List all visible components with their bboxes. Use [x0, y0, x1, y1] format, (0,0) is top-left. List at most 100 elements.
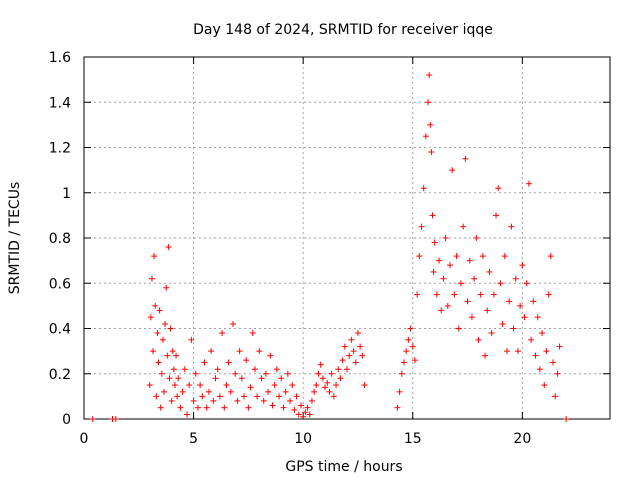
- data-point: [418, 223, 425, 230]
- data-point: [169, 348, 176, 355]
- data-point: [484, 307, 491, 314]
- data-point: [214, 366, 221, 373]
- data-point: [293, 393, 300, 400]
- data-point: [269, 402, 276, 409]
- x-tick-label: 5: [189, 431, 198, 447]
- data-point: [525, 180, 532, 187]
- data-point: [251, 366, 258, 373]
- data-point: [167, 325, 174, 332]
- data-point: [552, 393, 559, 400]
- data-point: [414, 291, 421, 298]
- data-point: [333, 382, 340, 389]
- grid: [84, 57, 610, 419]
- data-point: [510, 325, 517, 332]
- data-point: [517, 302, 524, 309]
- data-point: [444, 302, 451, 309]
- data-point: [89, 416, 96, 422]
- data-point: [155, 359, 162, 366]
- data-point: [497, 280, 504, 287]
- data-point: [506, 298, 513, 305]
- data-point: [394, 404, 401, 411]
- data-point: [479, 253, 486, 260]
- data-point: [539, 330, 546, 337]
- data-point: [158, 370, 165, 377]
- data-point: [438, 307, 445, 314]
- data-point: [289, 382, 296, 389]
- data-point: [400, 359, 407, 366]
- data-point: [532, 352, 539, 359]
- data-point: [464, 298, 471, 305]
- data-point: [475, 336, 482, 343]
- y-tick-label: 1.2: [49, 141, 71, 157]
- data-point: [232, 370, 239, 377]
- data-point: [291, 406, 298, 413]
- data-point: [436, 257, 443, 264]
- data-point: [164, 352, 171, 359]
- data-point: [247, 384, 254, 391]
- data-point: [162, 320, 169, 327]
- data-point: [287, 397, 294, 404]
- y-tick-label: 0.8: [49, 231, 71, 247]
- data-point: [407, 325, 414, 332]
- data-point: [260, 397, 267, 404]
- data-point: [508, 223, 515, 230]
- data-point: [534, 314, 541, 321]
- data-point: [175, 375, 182, 382]
- data-point: [466, 257, 473, 264]
- data-point: [273, 366, 280, 373]
- data-point: [152, 302, 159, 309]
- data-point: [427, 121, 434, 128]
- data-point: [460, 223, 467, 230]
- y-tick-label: 1: [62, 186, 71, 202]
- data-point: [530, 298, 537, 305]
- y-tick-label: 0.6: [49, 276, 71, 292]
- data-point: [449, 167, 456, 174]
- data-point: [112, 416, 119, 422]
- data-point: [192, 370, 199, 377]
- plot-frame: [83, 56, 611, 420]
- data-point: [468, 314, 475, 321]
- data-point: [173, 352, 180, 359]
- data-point: [350, 348, 357, 355]
- data-point: [304, 404, 311, 411]
- data-point: [416, 253, 423, 260]
- data-point: [442, 235, 449, 241]
- data-point: [201, 359, 208, 366]
- data-point: [563, 416, 570, 422]
- data-point: [308, 397, 315, 404]
- data-point: [453, 253, 460, 260]
- data-point: [177, 404, 184, 411]
- data-point: [154, 330, 161, 337]
- data-point: [210, 397, 217, 404]
- data-point: [457, 280, 464, 287]
- data-point: [165, 244, 172, 251]
- data-point: [554, 370, 561, 377]
- data-point: [455, 325, 462, 332]
- data-point: [230, 320, 237, 327]
- data-point: [352, 359, 359, 366]
- data-point: [181, 366, 188, 373]
- data-point: [398, 370, 405, 377]
- data-point: [447, 262, 454, 269]
- data-point: [451, 291, 458, 298]
- data-point: [488, 330, 495, 337]
- data-point: [186, 382, 193, 389]
- data-point: [523, 280, 530, 287]
- data-point: [328, 370, 335, 377]
- data-point: [282, 388, 289, 395]
- data-point: [503, 348, 510, 355]
- data-point: [490, 291, 497, 298]
- data-point: [341, 343, 348, 350]
- data-point: [234, 397, 241, 404]
- data-point: [326, 388, 333, 395]
- data-point: [276, 393, 283, 400]
- data-point: [146, 382, 153, 389]
- data-point: [148, 275, 155, 282]
- data-point: [556, 343, 563, 350]
- data-point: [428, 149, 435, 156]
- data-point: [425, 99, 432, 106]
- data-point: [430, 268, 437, 275]
- x-tick-label: 0: [80, 431, 89, 447]
- data-point: [330, 393, 337, 400]
- data-point: [528, 336, 535, 343]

◆ Directions for this task ◆
Copy every line of the entries above into your answer word for word, but without the pictures.

◆ Solution to this problem ◆
List all visible components with their bboxes. Use [x0, y0, x1, y1] format, (0,0) is top-left. List at most 100 elements.
- data-point: [418, 223, 425, 230]
- data-point: [169, 348, 176, 355]
- data-point: [484, 307, 491, 314]
- data-point: [214, 366, 221, 373]
- data-point: [293, 393, 300, 400]
- data-point: [269, 402, 276, 409]
- x-tick-label: 5: [189, 431, 198, 447]
- data-point: [525, 180, 532, 187]
- data-point: [251, 366, 258, 373]
- data-point: [167, 325, 174, 332]
- data-point: [552, 393, 559, 400]
- data-point: [414, 291, 421, 298]
- data-point: [333, 382, 340, 389]
- grid: [84, 57, 610, 419]
- data-point: [510, 325, 517, 332]
- data-point: [517, 302, 524, 309]
- data-point: [444, 302, 451, 309]
- data-point: [89, 416, 96, 422]
- data-point: [155, 359, 162, 366]
- data-point: [497, 280, 504, 287]
- data-point: [506, 298, 513, 305]
- data-point: [394, 404, 401, 411]
- data-point: [479, 253, 486, 260]
- data-point: [539, 330, 546, 337]
- data-point: [158, 370, 165, 377]
- data-point: [438, 307, 445, 314]
- data-point: [289, 382, 296, 389]
- data-point: [400, 359, 407, 366]
- data-point: [532, 352, 539, 359]
- data-point: [464, 298, 471, 305]
- data-point: [475, 336, 482, 343]
- y-tick-label: 1.2: [49, 141, 71, 157]
- data-point: [232, 370, 239, 377]
- data-point: [291, 406, 298, 413]
- data-point: [436, 257, 443, 264]
- data-point: [164, 352, 171, 359]
- data-point: [247, 384, 254, 391]
- data-point: [162, 320, 169, 327]
- data-point: [287, 397, 294, 404]
- y-tick-label: 0.8: [49, 231, 71, 247]
- data-point: [407, 325, 414, 332]
- data-point: [260, 397, 267, 404]
- data-point: [508, 223, 515, 230]
- data-point: [534, 314, 541, 321]
- data-point: [175, 375, 182, 382]
- data-point: [466, 257, 473, 264]
- data-point: [273, 366, 280, 373]
- data-point: [152, 302, 159, 309]
- data-point: [427, 121, 434, 128]
- data-point: [460, 223, 467, 230]
- y-tick-label: 1: [62, 186, 71, 202]
- data-point: [530, 298, 537, 305]
- y-tick-label: 0.6: [49, 276, 71, 292]
- data-point: [449, 167, 456, 174]
- data-point: [112, 416, 119, 422]
- data-point: [192, 370, 199, 377]
- plot-frame: [83, 56, 611, 420]
- data-point: [468, 314, 475, 321]
- data-point: [173, 352, 180, 359]
- data-point: [350, 348, 357, 355]
- data-point: [304, 404, 311, 411]
- data-point: [416, 253, 423, 260]
- data-point: [442, 235, 449, 241]
- data-point: [201, 359, 208, 366]
- data-point: [563, 416, 570, 422]
- data-point: [308, 397, 315, 404]
- data-point: [453, 253, 460, 260]
- data-point: [177, 404, 184, 411]
- data-point: [154, 330, 161, 337]
- data-point: [210, 397, 217, 404]
- data-point: [457, 280, 464, 287]
- data-point: [165, 244, 172, 251]
- data-point: [554, 370, 561, 377]
- data-point: [455, 325, 462, 332]
- data-point: [230, 320, 237, 327]
- data-point: [352, 359, 359, 366]
- data-point: [181, 366, 188, 373]
- data-point: [398, 370, 405, 377]
- data-point: [447, 262, 454, 269]
- data-point: [451, 291, 458, 298]
- data-point: [488, 330, 495, 337]
- data-point: [186, 382, 193, 389]
- data-point: [523, 280, 530, 287]
- data-point: [328, 370, 335, 377]
- data-point: [282, 388, 289, 395]
- data-point: [503, 348, 510, 355]
- data-point: [490, 291, 497, 298]
- data-point: [341, 343, 348, 350]
- data-point: [234, 397, 241, 404]
- data-point: [326, 388, 333, 395]
- data-point: [276, 393, 283, 400]
- data-point: [146, 382, 153, 389]
- data-point: [148, 275, 155, 282]
- data-point: [556, 343, 563, 350]
- data-point: [428, 149, 435, 156]
- data-point: [425, 99, 432, 106]
- data-point: [430, 268, 437, 275]
- x-tick-label: 0: [80, 431, 89, 447]
- data-point: [330, 393, 337, 400]
- data-point: [528, 336, 535, 343]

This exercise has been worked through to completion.